• WHAT TO PRODUCE:
Check every line of the material below for the string "klasycznym", and return the ones that have it.

Entries from a dataset:
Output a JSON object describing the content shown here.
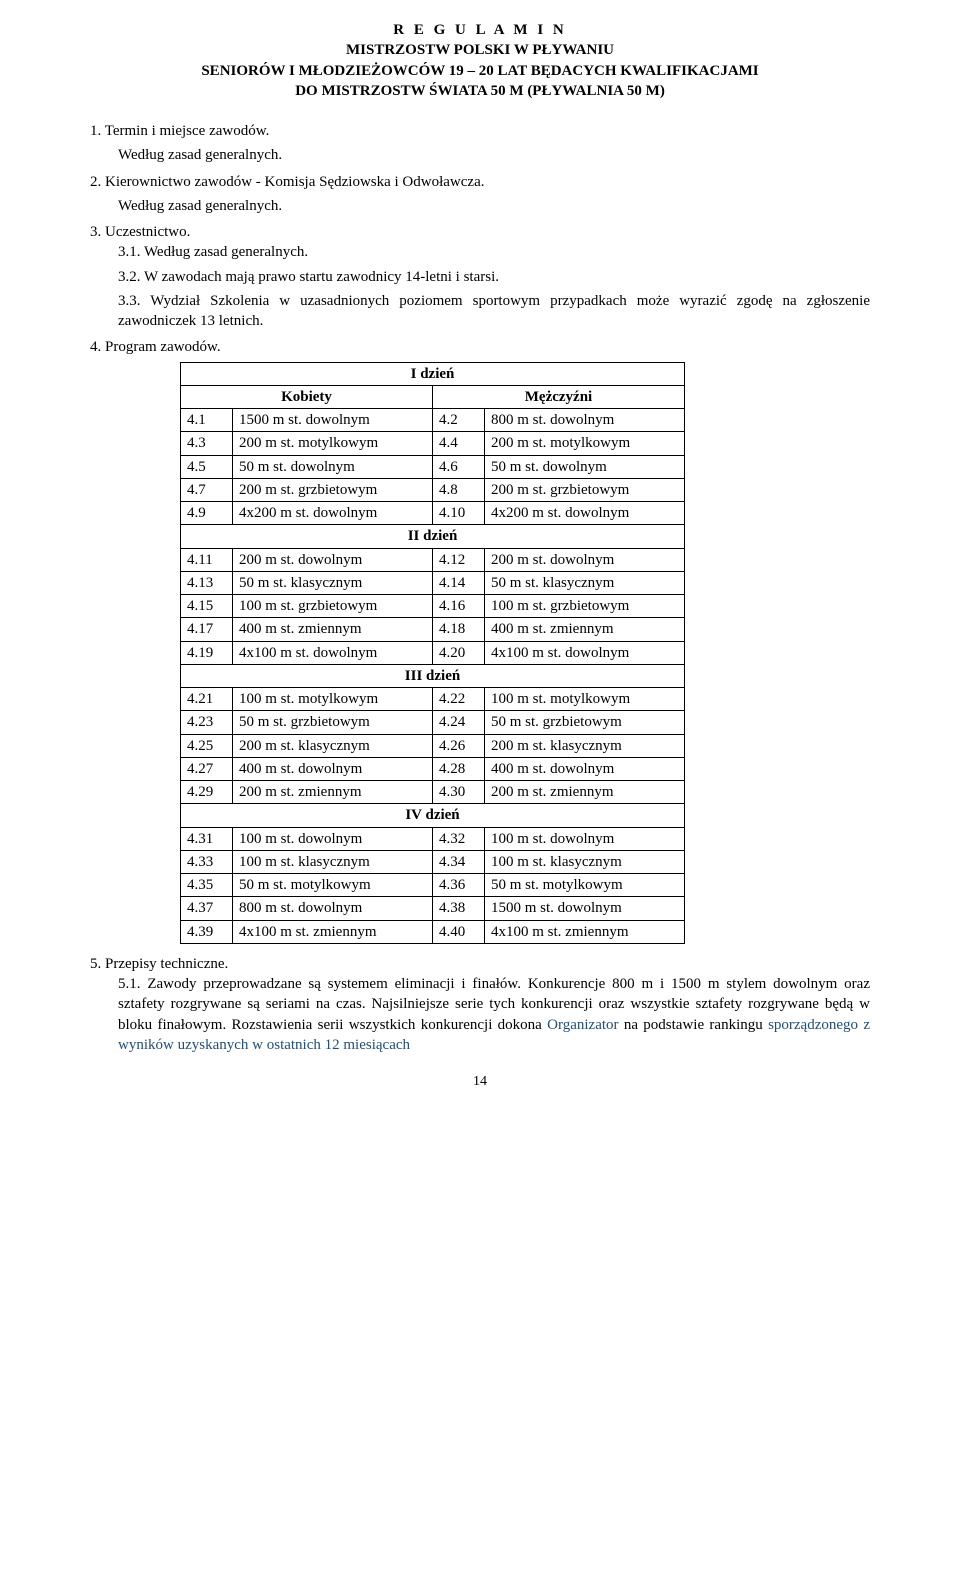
{
  "title": {
    "line1": "R E G U L A M I N",
    "line2": "MISTRZOSTW POLSKI W PŁYWANIU",
    "line3": "SENIORÓW I  MŁODZIEŻOWCÓW 19 – 20 LAT BĘDACYCH KWALIFIKACJAMI",
    "line4": "DO MISTRZOSTW ŚWIATA 50 M (PŁYWALNIA 50 M)"
  },
  "s1": {
    "h": "1. Termin i miejsce zawodów.",
    "body": "Według zasad generalnych."
  },
  "s2": {
    "h": "2. Kierownictwo zawodów - Komisja Sędziowska i Odwoławcza.",
    "body": "Według zasad generalnych."
  },
  "s3": {
    "h": "3. Uczestnictwo.",
    "p1": "3.1. Według zasad generalnych.",
    "p2": "3.2. W zawodach mają prawo startu zawodnicy 14-letni i starsi.",
    "p3": "3.3. Wydział Szkolenia w uzasadnionych poziomem sportowym przypadkach może wyrazić zgodę na zgłoszenie zawodniczek 13 letnich."
  },
  "s4": {
    "h": "4. Program zawodów."
  },
  "schedule": {
    "day_labels": {
      "d1": "I dzień",
      "d2": "II dzień",
      "d3": "III dzień",
      "d4": "IV dzień"
    },
    "headers": {
      "kobiety": "Kobiety",
      "mezczyzni": "Mężczyźni"
    },
    "rows": [
      {
        "l": "4.1",
        "le": "1500 m st. dowolnym",
        "r": "4.2",
        "re": "800 m st. dowolnym"
      },
      {
        "l": "4.3",
        "le": "200 m st. motylkowym",
        "r": "4.4",
        "re": "200 m st. motylkowym"
      },
      {
        "l": "4.5",
        "le": "50 m st. dowolnym",
        "r": "4.6",
        "re": "50 m st. dowolnym"
      },
      {
        "l": "4.7",
        "le": "200 m st. grzbietowym",
        "r": "4.8",
        "re": "200 m st. grzbietowym"
      },
      {
        "l": "4.9",
        "le": "4x200 m st. dowolnym",
        "r": "4.10",
        "re": "4x200 m st. dowolnym"
      },
      {
        "l": "4.11",
        "le": "200 m st. dowolnym",
        "r": "4.12",
        "re": "200 m st. dowolnym"
      },
      {
        "l": "4.13",
        "le": "50 m st. klasycznym",
        "r": "4.14",
        "re": "50 m st. klasycznym"
      },
      {
        "l": "4.15",
        "le": "100 m st. grzbietowym",
        "r": "4.16",
        "re": "100 m st. grzbietowym"
      },
      {
        "l": "4.17",
        "le": "400 m st. zmiennym",
        "r": "4.18",
        "re": "400 m st. zmiennym"
      },
      {
        "l": "4.19",
        "le": "4x100 m st. dowolnym",
        "r": "4.20",
        "re": "4x100 m st. dowolnym"
      },
      {
        "l": "4.21",
        "le": "100 m st. motylkowym",
        "r": "4.22",
        "re": "100 m st. motylkowym"
      },
      {
        "l": "4.23",
        "le": "50 m st. grzbietowym",
        "r": "4.24",
        "re": "50 m st. grzbietowym"
      },
      {
        "l": "4.25",
        "le": "200 m st. klasycznym",
        "r": "4.26",
        "re": "200 m st. klasycznym"
      },
      {
        "l": "4.27",
        "le": "400 m st. dowolnym",
        "r": "4.28",
        "re": "400 m st. dowolnym"
      },
      {
        "l": "4.29",
        "le": "200 m st. zmiennym",
        "r": "4.30",
        "re": "200 m st. zmiennym"
      },
      {
        "l": "4.31",
        "le": "100 m st. dowolnym",
        "r": "4.32",
        "re": "100 m st. dowolnym"
      },
      {
        "l": "4.33",
        "le": "100 m st. klasycznym",
        "r": "4.34",
        "re": "100 m st. klasycznym"
      },
      {
        "l": "4.35",
        "le": "50 m st. motylkowym",
        "r": "4.36",
        "re": "50 m st. motylkowym"
      },
      {
        "l": "4.37",
        "le": "800 m st. dowolnym",
        "r": "4.38",
        "re": "1500 m st. dowolnym"
      },
      {
        "l": "4.39",
        "le": "4x100 m st. zmiennym",
        "r": "4.40",
        "re": "4x100 m st. zmiennym"
      }
    ]
  },
  "s5": {
    "h": "5. Przepisy techniczne.",
    "p1_prefix": "5.1. Zawody przeprowadzane są systemem eliminacji i finałów. Konkurencje 800 m i 1500 m stylem dowolnym oraz sztafety rozgrywane są seriami na czas. Najsilniejsze serie tych konkurencji oraz wszystkie sztafety rozgrywane będą w bloku finałowym. Rozstawienia serii wszystkich konkurencji dokona ",
    "p1_org": "Organizator",
    "p1_mid": " na podstawie rankingu ",
    "p1_sfx": "sporządzonego z wyników uzyskanych w ostatnich 12 miesiącach"
  },
  "page_number": "14",
  "colors": {
    "text": "#000000",
    "bg": "#ffffff",
    "accent": "#1f4e79"
  }
}
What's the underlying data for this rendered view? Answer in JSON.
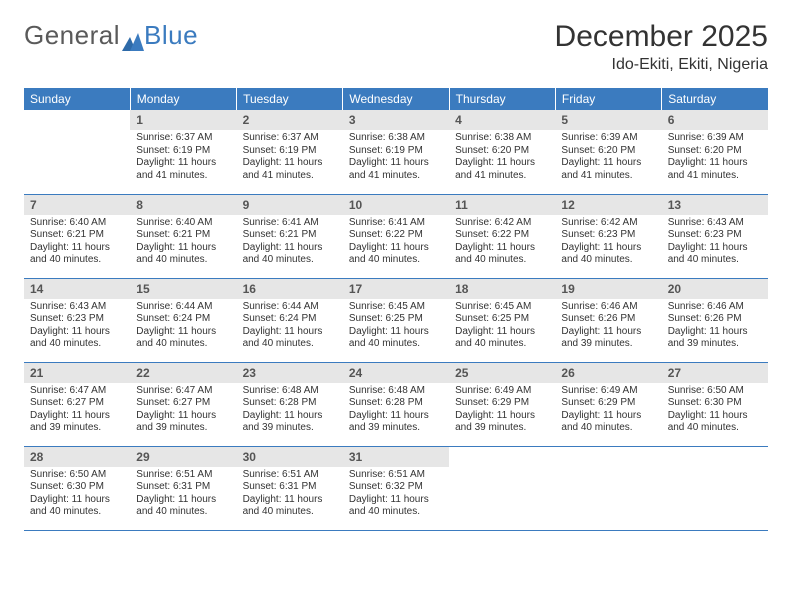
{
  "brand": {
    "part1": "General",
    "part2": "Blue"
  },
  "header": {
    "month_title": "December 2025",
    "location": "Ido-Ekiti, Ekiti, Nigeria"
  },
  "colors": {
    "accent": "#3b7bbf",
    "daynum_bg": "#e6e6e6",
    "text": "#333333",
    "bg": "#ffffff"
  },
  "day_names": [
    "Sunday",
    "Monday",
    "Tuesday",
    "Wednesday",
    "Thursday",
    "Friday",
    "Saturday"
  ],
  "weeks": [
    [
      null,
      {
        "n": "1",
        "sunrise": "6:37 AM",
        "sunset": "6:19 PM",
        "dl1": "Daylight: 11 hours",
        "dl2": "and 41 minutes."
      },
      {
        "n": "2",
        "sunrise": "6:37 AM",
        "sunset": "6:19 PM",
        "dl1": "Daylight: 11 hours",
        "dl2": "and 41 minutes."
      },
      {
        "n": "3",
        "sunrise": "6:38 AM",
        "sunset": "6:19 PM",
        "dl1": "Daylight: 11 hours",
        "dl2": "and 41 minutes."
      },
      {
        "n": "4",
        "sunrise": "6:38 AM",
        "sunset": "6:20 PM",
        "dl1": "Daylight: 11 hours",
        "dl2": "and 41 minutes."
      },
      {
        "n": "5",
        "sunrise": "6:39 AM",
        "sunset": "6:20 PM",
        "dl1": "Daylight: 11 hours",
        "dl2": "and 41 minutes."
      },
      {
        "n": "6",
        "sunrise": "6:39 AM",
        "sunset": "6:20 PM",
        "dl1": "Daylight: 11 hours",
        "dl2": "and 41 minutes."
      }
    ],
    [
      {
        "n": "7",
        "sunrise": "6:40 AM",
        "sunset": "6:21 PM",
        "dl1": "Daylight: 11 hours",
        "dl2": "and 40 minutes."
      },
      {
        "n": "8",
        "sunrise": "6:40 AM",
        "sunset": "6:21 PM",
        "dl1": "Daylight: 11 hours",
        "dl2": "and 40 minutes."
      },
      {
        "n": "9",
        "sunrise": "6:41 AM",
        "sunset": "6:21 PM",
        "dl1": "Daylight: 11 hours",
        "dl2": "and 40 minutes."
      },
      {
        "n": "10",
        "sunrise": "6:41 AM",
        "sunset": "6:22 PM",
        "dl1": "Daylight: 11 hours",
        "dl2": "and 40 minutes."
      },
      {
        "n": "11",
        "sunrise": "6:42 AM",
        "sunset": "6:22 PM",
        "dl1": "Daylight: 11 hours",
        "dl2": "and 40 minutes."
      },
      {
        "n": "12",
        "sunrise": "6:42 AM",
        "sunset": "6:23 PM",
        "dl1": "Daylight: 11 hours",
        "dl2": "and 40 minutes."
      },
      {
        "n": "13",
        "sunrise": "6:43 AM",
        "sunset": "6:23 PM",
        "dl1": "Daylight: 11 hours",
        "dl2": "and 40 minutes."
      }
    ],
    [
      {
        "n": "14",
        "sunrise": "6:43 AM",
        "sunset": "6:23 PM",
        "dl1": "Daylight: 11 hours",
        "dl2": "and 40 minutes."
      },
      {
        "n": "15",
        "sunrise": "6:44 AM",
        "sunset": "6:24 PM",
        "dl1": "Daylight: 11 hours",
        "dl2": "and 40 minutes."
      },
      {
        "n": "16",
        "sunrise": "6:44 AM",
        "sunset": "6:24 PM",
        "dl1": "Daylight: 11 hours",
        "dl2": "and 40 minutes."
      },
      {
        "n": "17",
        "sunrise": "6:45 AM",
        "sunset": "6:25 PM",
        "dl1": "Daylight: 11 hours",
        "dl2": "and 40 minutes."
      },
      {
        "n": "18",
        "sunrise": "6:45 AM",
        "sunset": "6:25 PM",
        "dl1": "Daylight: 11 hours",
        "dl2": "and 40 minutes."
      },
      {
        "n": "19",
        "sunrise": "6:46 AM",
        "sunset": "6:26 PM",
        "dl1": "Daylight: 11 hours",
        "dl2": "and 39 minutes."
      },
      {
        "n": "20",
        "sunrise": "6:46 AM",
        "sunset": "6:26 PM",
        "dl1": "Daylight: 11 hours",
        "dl2": "and 39 minutes."
      }
    ],
    [
      {
        "n": "21",
        "sunrise": "6:47 AM",
        "sunset": "6:27 PM",
        "dl1": "Daylight: 11 hours",
        "dl2": "and 39 minutes."
      },
      {
        "n": "22",
        "sunrise": "6:47 AM",
        "sunset": "6:27 PM",
        "dl1": "Daylight: 11 hours",
        "dl2": "and 39 minutes."
      },
      {
        "n": "23",
        "sunrise": "6:48 AM",
        "sunset": "6:28 PM",
        "dl1": "Daylight: 11 hours",
        "dl2": "and 39 minutes."
      },
      {
        "n": "24",
        "sunrise": "6:48 AM",
        "sunset": "6:28 PM",
        "dl1": "Daylight: 11 hours",
        "dl2": "and 39 minutes."
      },
      {
        "n": "25",
        "sunrise": "6:49 AM",
        "sunset": "6:29 PM",
        "dl1": "Daylight: 11 hours",
        "dl2": "and 39 minutes."
      },
      {
        "n": "26",
        "sunrise": "6:49 AM",
        "sunset": "6:29 PM",
        "dl1": "Daylight: 11 hours",
        "dl2": "and 40 minutes."
      },
      {
        "n": "27",
        "sunrise": "6:50 AM",
        "sunset": "6:30 PM",
        "dl1": "Daylight: 11 hours",
        "dl2": "and 40 minutes."
      }
    ],
    [
      {
        "n": "28",
        "sunrise": "6:50 AM",
        "sunset": "6:30 PM",
        "dl1": "Daylight: 11 hours",
        "dl2": "and 40 minutes."
      },
      {
        "n": "29",
        "sunrise": "6:51 AM",
        "sunset": "6:31 PM",
        "dl1": "Daylight: 11 hours",
        "dl2": "and 40 minutes."
      },
      {
        "n": "30",
        "sunrise": "6:51 AM",
        "sunset": "6:31 PM",
        "dl1": "Daylight: 11 hours",
        "dl2": "and 40 minutes."
      },
      {
        "n": "31",
        "sunrise": "6:51 AM",
        "sunset": "6:32 PM",
        "dl1": "Daylight: 11 hours",
        "dl2": "and 40 minutes."
      },
      null,
      null,
      null
    ]
  ],
  "labels": {
    "sunrise_prefix": "Sunrise: ",
    "sunset_prefix": "Sunset: "
  }
}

• EXERCISE ANSWER:
        "le": "50 m st. klasycznym",
        "re": "50 m st. klasycznym"
        "le": "200 m st. klasycznym",
        "re": "200 m st. klasycznym"
        "le": "100 m st. klasycznym",
        "re": "100 m st. klasycznym"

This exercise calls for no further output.